OBJECTIVE
Collect all the lines that mention the word "name".

SOURCE MATERIAL
◆ ◆ ◆ ◆ ◆ ◆ ◆

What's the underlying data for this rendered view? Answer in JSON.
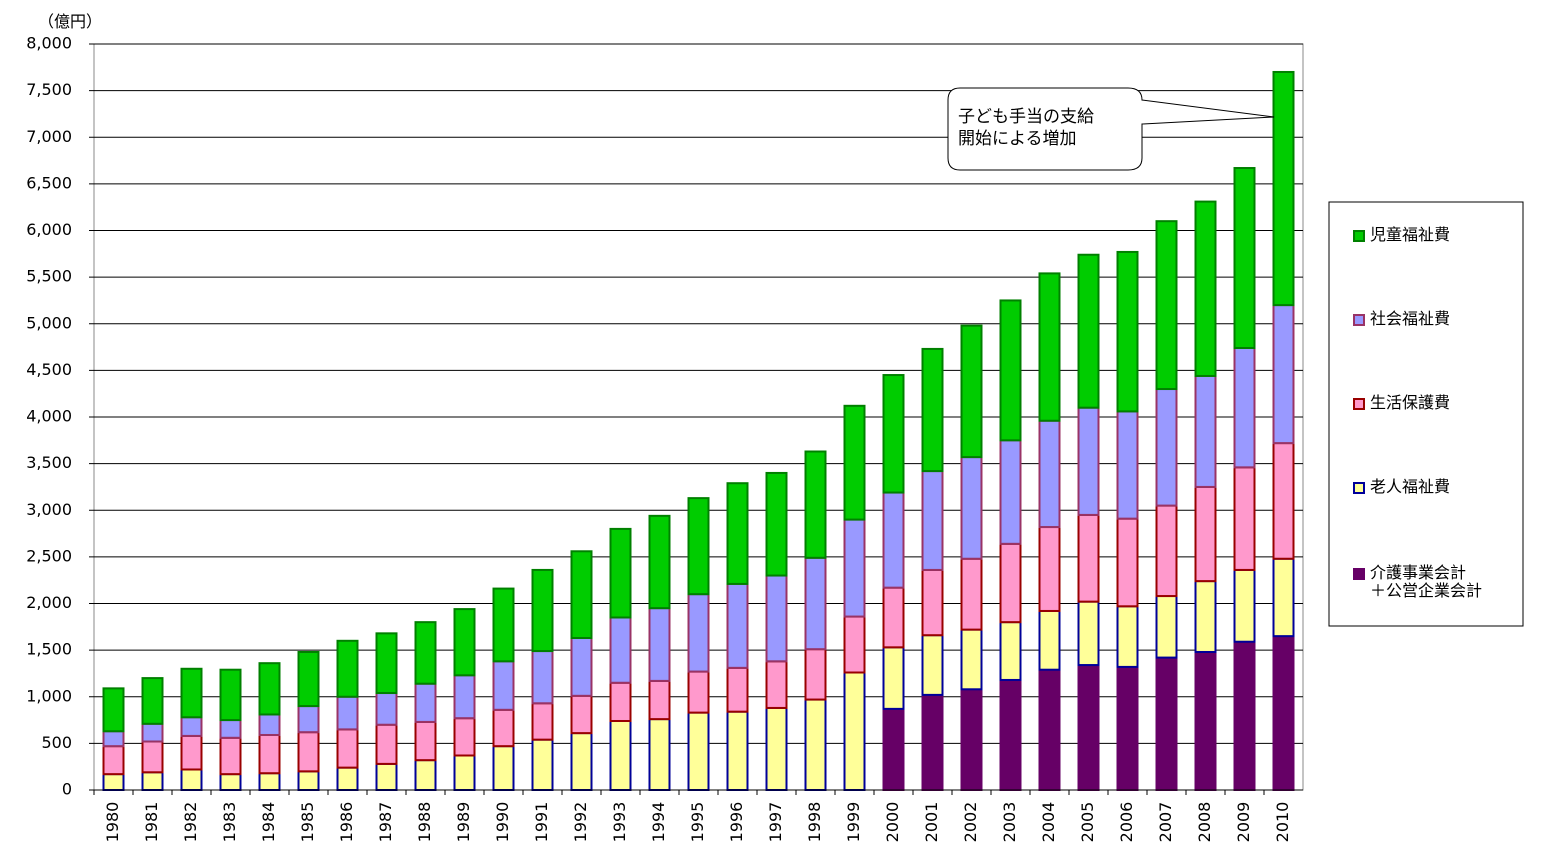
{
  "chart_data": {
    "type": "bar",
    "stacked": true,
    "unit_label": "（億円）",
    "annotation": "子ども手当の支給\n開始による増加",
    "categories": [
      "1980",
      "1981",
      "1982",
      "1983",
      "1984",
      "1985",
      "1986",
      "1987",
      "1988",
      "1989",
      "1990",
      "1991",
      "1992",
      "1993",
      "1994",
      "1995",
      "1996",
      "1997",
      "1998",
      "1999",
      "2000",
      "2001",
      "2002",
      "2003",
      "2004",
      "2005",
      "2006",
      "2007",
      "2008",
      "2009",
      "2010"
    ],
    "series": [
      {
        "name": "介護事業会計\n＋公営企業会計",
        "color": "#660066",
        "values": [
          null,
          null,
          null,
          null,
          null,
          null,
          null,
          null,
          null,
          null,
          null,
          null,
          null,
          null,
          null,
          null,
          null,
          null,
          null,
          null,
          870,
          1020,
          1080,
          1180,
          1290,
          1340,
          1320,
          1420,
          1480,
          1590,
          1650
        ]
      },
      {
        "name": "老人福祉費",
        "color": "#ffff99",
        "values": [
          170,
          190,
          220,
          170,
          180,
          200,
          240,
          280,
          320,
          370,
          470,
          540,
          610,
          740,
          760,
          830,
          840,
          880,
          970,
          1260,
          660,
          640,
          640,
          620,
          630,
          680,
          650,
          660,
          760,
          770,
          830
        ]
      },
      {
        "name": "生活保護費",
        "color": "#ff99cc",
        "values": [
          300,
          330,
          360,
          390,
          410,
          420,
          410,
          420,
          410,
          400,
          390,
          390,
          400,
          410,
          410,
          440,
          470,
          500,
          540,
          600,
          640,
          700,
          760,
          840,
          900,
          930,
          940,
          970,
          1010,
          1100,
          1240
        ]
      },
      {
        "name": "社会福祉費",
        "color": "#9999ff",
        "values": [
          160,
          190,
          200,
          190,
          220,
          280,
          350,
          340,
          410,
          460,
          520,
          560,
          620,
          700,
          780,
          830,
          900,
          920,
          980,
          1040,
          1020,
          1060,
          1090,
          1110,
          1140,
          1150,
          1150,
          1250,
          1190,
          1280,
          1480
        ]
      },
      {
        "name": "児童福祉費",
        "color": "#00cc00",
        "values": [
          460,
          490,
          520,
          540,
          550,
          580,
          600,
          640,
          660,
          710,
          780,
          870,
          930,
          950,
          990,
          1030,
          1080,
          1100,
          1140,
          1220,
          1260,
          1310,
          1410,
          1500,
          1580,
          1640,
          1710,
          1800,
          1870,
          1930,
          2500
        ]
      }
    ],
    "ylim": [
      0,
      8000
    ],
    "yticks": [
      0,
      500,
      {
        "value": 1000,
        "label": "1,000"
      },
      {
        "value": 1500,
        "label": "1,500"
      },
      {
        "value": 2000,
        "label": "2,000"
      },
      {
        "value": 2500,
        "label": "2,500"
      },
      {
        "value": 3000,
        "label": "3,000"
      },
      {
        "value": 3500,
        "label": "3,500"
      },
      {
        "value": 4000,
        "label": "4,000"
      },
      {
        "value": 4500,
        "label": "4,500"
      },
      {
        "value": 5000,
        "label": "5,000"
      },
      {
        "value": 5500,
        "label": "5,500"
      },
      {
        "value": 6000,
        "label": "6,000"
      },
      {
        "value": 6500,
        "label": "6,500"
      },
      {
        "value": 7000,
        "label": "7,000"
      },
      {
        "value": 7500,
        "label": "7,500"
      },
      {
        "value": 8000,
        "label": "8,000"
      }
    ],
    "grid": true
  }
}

◆ ◆ ◆ ◆ ◆ ◆ ◆

EXPECTED ANSWER
        "name": "介護事業会計\n＋公営企業会計",
        "name": "老人福祉費",
        "name": "生活保護費",
        "name": "社会福祉費",
        "name": "児童福祉費",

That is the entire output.